-- begin INPUT MATERIAL --
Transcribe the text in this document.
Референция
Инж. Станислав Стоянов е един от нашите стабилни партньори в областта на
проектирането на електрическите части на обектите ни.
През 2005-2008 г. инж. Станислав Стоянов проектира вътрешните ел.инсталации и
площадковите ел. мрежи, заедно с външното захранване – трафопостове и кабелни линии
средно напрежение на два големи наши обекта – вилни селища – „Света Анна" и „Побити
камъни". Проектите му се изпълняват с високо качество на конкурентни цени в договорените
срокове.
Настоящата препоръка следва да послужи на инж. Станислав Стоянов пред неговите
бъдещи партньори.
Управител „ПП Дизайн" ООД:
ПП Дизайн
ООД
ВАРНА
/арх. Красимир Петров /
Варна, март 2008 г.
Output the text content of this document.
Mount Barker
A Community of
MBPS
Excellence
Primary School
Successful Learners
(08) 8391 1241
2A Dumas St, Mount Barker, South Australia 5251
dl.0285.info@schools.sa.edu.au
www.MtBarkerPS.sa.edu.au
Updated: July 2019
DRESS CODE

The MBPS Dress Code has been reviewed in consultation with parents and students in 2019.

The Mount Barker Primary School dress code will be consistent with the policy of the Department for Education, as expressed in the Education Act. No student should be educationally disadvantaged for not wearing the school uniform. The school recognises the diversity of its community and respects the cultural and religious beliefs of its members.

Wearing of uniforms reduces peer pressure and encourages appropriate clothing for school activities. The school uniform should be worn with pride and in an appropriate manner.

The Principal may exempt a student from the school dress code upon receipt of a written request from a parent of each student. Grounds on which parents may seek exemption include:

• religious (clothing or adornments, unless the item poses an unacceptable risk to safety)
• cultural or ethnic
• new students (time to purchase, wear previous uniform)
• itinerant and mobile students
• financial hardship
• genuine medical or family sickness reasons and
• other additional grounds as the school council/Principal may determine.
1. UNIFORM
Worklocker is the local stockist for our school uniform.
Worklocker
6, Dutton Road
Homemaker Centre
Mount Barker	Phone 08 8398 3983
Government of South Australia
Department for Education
-- end INPUT MATERIAL --
_WRITTEN PROBLEM_:
From the data above, copy each line where the string "Стоянов" appears.

_EXERCISE OUTPUT_:
Инж. Станислав Стоянов е един от нашите стабилни партньори в областта на
През 2005-2008 г. инж. Станислав Стоянов проектира вътрешните ел.инсталации и
Настоящата препоръка следва да послужи на инж. Станислав Стоянов пред неговите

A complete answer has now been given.